──────── Selected passage ────────
Employers Embrace Consumer-Driven Insurance

Published November 1, 2001

In a continuing effort to give employees more control over their health insurance coverage, defense contractor Raytheon Co. has chosen Definity Health as its insurance provider, becoming another in a growing list of employers offering defined-contribution health benefit plans.

Minneapolis-based Definity Health also provides coverage for Aon Corp. of Chicago, Ridgeview Medical Center of Wackonia, Minnesota, and the University of Minnesota, among others.

Starting in January 2002, Lexington, Massachusetts-based Raytheon will offer its approximately 26,000 employees in Texas and Arizona the defined- contribution-style plan managed by Definity Health. The program is designed to give employees greater freedom to choose the doctors and types of care they want. Employees also will receive information on wellness, prevention, and treatment, as well as data on pricing and the quality of local health care service providers.

Under the plan, employees choose their health care services and pay for them out of individual Personal Care Accounts, funded by employers at a set amount each year. Funds remaining in the account at the end of the year are rolled over for use in subsequent years.

The funding level for the accounts of Raytheon employees who choose the Definity Health option will vary depending on regional health care costs, in order to keep per-employee costs consistent across the company, a Raytheon spokeswoman said. She also noted Raytheon will continue to offer employees its other health plan options, including a point-of-service plan and health maintenance organization. Next year, Raytheon will add a preferred provider organization option.

Health Care A La Carte

Across the country, a growing number of employers are using the 401(k) concept for employee health benefits: They’re depositing their health insurance budget into flexible spending accounts and letting employees direct how the funds are used, just as they do their retirement investments.

The practice gives a new twist to defined-contribution plans, a term generally used to describe retirement plans. Employers are adopting defined-contribution health insurance plans for at least three reasons:

  • to control insurance premiums, which are increasing at double-digit rates;
  • to give employees more control over their health care benefits; and
  • to allow employers to defend their businesses against the threat of expensive litigation.
──────── Extracted entries ────────
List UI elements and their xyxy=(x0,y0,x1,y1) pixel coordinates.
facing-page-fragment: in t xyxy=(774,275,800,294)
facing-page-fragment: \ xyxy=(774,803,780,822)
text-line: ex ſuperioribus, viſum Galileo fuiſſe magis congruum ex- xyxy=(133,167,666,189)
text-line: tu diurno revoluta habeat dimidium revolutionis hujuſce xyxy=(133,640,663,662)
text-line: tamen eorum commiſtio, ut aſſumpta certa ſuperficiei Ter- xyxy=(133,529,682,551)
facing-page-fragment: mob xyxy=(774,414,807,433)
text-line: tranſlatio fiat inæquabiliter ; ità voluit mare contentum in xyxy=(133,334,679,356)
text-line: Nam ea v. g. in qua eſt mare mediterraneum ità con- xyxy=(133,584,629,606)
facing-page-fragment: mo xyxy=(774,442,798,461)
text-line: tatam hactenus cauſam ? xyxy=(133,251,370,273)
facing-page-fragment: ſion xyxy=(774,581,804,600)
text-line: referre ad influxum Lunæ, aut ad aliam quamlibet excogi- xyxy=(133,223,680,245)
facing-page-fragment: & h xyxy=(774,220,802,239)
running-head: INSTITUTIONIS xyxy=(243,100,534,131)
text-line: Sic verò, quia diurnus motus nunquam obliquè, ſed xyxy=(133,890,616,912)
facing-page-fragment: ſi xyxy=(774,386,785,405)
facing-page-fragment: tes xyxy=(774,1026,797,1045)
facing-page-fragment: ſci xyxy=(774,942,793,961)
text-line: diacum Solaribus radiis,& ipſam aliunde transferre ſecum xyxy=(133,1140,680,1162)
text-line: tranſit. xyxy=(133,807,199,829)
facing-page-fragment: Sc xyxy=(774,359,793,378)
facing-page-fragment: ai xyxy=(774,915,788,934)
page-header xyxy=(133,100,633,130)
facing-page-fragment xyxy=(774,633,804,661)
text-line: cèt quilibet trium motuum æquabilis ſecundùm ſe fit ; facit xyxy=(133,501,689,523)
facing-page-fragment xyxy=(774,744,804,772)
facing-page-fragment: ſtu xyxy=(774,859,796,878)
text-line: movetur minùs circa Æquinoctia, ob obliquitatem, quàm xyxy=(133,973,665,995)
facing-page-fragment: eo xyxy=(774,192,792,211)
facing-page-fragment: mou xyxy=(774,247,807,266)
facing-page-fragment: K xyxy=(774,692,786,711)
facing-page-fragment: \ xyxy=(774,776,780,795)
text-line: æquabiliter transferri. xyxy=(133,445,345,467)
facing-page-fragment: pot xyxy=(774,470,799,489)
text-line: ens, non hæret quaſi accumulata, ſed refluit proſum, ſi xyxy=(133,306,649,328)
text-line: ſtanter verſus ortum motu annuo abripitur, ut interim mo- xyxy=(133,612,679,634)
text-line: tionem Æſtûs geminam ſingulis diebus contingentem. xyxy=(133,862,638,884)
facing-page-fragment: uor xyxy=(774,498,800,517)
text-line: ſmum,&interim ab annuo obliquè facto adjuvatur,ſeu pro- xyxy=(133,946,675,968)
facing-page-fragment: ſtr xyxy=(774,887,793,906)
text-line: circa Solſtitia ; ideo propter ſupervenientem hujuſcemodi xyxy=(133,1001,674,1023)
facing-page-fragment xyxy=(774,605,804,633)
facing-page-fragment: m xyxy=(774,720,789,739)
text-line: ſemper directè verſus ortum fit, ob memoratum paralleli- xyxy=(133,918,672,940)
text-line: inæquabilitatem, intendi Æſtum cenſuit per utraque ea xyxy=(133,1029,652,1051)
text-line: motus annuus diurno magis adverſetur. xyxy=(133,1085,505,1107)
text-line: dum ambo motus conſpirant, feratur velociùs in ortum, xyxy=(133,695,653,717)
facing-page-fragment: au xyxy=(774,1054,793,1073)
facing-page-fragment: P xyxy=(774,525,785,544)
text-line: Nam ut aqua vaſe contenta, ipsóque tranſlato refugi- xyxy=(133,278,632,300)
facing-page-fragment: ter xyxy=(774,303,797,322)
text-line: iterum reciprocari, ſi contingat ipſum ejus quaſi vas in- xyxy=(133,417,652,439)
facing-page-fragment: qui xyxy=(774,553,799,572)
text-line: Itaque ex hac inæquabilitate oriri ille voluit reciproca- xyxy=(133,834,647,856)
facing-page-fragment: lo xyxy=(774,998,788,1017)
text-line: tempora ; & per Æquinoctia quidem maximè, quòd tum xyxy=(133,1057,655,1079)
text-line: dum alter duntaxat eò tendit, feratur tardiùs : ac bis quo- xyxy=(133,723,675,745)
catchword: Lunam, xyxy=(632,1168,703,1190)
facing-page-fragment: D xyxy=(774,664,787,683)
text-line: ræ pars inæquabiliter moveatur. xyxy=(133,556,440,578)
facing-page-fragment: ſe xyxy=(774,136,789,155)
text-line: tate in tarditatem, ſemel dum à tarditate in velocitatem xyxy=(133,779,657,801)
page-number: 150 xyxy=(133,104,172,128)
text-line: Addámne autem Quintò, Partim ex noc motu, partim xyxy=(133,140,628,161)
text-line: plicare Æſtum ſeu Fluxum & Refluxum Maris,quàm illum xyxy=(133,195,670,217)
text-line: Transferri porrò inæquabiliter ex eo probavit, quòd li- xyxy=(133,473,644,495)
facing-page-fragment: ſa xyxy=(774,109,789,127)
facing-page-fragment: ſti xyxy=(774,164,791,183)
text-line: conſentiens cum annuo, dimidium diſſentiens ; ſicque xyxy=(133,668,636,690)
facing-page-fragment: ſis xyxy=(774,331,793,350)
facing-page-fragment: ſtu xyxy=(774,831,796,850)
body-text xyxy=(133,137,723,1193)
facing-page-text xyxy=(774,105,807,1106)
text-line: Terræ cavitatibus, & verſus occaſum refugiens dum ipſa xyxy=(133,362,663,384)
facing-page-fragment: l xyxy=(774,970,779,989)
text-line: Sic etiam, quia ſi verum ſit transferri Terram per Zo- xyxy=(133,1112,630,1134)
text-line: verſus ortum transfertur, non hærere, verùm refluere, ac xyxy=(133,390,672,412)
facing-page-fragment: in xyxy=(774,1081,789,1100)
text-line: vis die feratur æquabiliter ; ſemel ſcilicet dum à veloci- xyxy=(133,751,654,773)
────────
• Using the information:
• A. In the article on consumer-driven insurance, what happens to money left in a Personal Care Account at the end of the year?
• B. Reproduce the part of the article on consumer-driven insurance that opens with the words containing "Health Care A" and closes with "of expensive litigation.".

• Problem solutions:
• A. It is rolled over for use in subsequent years.

• B.
Health Care A La Carte

Across the country, a growing number of employers are using the 401(k) concept for employee health benefits: They’re depositing their health insurance budget into flexible spending accounts and letting employees direct how the funds are used, just as they do their retirement investments.

The practice gives a new twist to defined-contribution plans, a term generally used to describe retirement plans. Employers are adopting defined-contribution health insurance plans for at least three reasons:

  • to control insurance premiums, which are increasing at double-digit rates;
  • to give employees more control over their health care benefits; and
  • to allow employers to defend their businesses against the threat of expensive litigation.